(Dataset records)
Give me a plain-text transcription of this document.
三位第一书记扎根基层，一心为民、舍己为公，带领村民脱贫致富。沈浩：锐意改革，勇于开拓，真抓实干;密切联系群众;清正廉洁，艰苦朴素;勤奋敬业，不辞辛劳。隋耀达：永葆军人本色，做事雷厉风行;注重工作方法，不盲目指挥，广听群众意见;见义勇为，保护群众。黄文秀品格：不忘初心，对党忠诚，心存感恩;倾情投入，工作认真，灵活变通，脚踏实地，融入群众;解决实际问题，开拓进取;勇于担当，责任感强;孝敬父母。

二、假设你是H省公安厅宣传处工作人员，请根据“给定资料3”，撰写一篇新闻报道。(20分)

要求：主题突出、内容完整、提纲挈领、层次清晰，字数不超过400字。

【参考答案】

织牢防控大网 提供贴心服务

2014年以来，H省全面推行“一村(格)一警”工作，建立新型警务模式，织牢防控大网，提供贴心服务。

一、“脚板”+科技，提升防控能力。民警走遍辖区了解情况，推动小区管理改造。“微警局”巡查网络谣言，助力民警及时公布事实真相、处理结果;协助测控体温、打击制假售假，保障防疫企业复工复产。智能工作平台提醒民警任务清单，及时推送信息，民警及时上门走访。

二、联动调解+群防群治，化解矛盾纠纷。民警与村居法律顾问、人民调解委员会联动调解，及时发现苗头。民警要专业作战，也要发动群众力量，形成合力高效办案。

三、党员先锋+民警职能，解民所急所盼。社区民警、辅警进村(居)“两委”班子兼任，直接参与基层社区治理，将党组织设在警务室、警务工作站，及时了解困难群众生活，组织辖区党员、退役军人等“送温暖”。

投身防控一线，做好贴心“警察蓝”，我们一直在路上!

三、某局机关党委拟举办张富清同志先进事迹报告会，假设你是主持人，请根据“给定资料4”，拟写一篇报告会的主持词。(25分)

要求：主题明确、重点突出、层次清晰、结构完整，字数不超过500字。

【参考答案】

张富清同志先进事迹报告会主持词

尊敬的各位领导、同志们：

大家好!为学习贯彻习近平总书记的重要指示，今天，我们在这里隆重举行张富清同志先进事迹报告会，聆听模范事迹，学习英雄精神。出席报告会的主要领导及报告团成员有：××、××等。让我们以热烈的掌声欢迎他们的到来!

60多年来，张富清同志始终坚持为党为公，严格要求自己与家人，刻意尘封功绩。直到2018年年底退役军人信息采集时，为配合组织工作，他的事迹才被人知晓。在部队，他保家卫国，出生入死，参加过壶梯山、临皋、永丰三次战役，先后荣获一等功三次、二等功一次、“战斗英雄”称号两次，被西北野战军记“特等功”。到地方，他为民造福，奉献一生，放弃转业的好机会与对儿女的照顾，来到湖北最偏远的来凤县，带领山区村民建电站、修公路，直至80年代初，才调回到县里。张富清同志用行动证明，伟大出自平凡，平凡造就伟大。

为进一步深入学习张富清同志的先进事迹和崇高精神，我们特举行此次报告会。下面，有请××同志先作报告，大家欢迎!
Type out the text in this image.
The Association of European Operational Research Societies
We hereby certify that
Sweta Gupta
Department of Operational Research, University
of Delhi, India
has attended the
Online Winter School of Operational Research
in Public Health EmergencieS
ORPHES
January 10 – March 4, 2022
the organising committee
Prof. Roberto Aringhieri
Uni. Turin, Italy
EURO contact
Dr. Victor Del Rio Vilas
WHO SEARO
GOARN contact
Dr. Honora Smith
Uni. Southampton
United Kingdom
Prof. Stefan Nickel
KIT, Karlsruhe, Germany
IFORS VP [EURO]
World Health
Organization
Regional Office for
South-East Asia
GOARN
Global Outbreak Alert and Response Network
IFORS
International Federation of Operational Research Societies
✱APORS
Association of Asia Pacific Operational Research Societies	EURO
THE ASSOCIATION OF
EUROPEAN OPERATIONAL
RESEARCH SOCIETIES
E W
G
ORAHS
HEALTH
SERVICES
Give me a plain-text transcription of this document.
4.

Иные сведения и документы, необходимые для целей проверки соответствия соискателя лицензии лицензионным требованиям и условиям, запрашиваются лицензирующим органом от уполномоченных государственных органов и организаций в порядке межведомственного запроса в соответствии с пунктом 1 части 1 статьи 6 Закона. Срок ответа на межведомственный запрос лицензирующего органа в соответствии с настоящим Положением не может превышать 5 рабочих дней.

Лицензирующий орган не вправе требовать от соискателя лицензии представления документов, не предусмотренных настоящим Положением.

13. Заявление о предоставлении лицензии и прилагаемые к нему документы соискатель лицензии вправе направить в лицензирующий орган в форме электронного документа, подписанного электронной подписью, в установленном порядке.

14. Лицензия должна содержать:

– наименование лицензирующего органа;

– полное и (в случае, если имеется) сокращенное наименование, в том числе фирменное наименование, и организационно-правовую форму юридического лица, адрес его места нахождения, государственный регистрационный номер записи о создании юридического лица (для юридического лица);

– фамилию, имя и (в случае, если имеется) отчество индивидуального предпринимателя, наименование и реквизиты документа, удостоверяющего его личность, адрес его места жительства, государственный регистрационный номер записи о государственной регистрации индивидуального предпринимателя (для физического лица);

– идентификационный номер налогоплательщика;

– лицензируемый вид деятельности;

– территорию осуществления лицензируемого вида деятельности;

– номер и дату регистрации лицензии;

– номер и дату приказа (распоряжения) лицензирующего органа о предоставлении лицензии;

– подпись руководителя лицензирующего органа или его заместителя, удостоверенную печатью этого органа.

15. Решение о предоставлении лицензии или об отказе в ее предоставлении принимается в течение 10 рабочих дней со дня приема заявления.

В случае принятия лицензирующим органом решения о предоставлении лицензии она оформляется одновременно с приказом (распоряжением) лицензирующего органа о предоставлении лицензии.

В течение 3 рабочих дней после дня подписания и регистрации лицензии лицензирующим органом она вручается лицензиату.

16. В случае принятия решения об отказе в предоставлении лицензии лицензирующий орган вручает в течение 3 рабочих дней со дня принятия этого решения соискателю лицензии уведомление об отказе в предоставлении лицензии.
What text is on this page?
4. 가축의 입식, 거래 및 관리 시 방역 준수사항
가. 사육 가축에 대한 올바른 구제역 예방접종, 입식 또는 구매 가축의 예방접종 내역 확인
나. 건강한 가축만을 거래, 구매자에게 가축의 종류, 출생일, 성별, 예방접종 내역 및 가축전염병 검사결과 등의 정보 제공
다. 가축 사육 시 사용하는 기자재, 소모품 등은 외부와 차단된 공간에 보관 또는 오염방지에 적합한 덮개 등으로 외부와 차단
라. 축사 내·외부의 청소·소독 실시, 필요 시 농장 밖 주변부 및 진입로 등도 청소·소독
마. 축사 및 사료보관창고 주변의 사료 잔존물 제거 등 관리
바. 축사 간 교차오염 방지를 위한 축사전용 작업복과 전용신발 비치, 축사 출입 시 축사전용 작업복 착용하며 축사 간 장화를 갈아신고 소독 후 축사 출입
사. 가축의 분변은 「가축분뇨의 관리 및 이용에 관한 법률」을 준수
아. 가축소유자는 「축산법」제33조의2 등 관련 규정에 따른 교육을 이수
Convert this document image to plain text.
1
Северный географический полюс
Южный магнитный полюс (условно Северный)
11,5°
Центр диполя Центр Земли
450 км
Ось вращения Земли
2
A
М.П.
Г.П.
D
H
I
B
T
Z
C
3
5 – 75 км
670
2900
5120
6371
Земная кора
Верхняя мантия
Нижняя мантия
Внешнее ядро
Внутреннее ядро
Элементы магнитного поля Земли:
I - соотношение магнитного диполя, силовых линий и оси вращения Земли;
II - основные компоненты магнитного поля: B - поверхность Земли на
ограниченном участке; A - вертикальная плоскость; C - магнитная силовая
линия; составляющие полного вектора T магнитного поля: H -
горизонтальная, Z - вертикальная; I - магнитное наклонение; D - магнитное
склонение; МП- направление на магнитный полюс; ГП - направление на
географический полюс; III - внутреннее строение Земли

Task objective | Look through the records above and report how many lines hold the word "дату", giving only the number.

Reply to the task | 2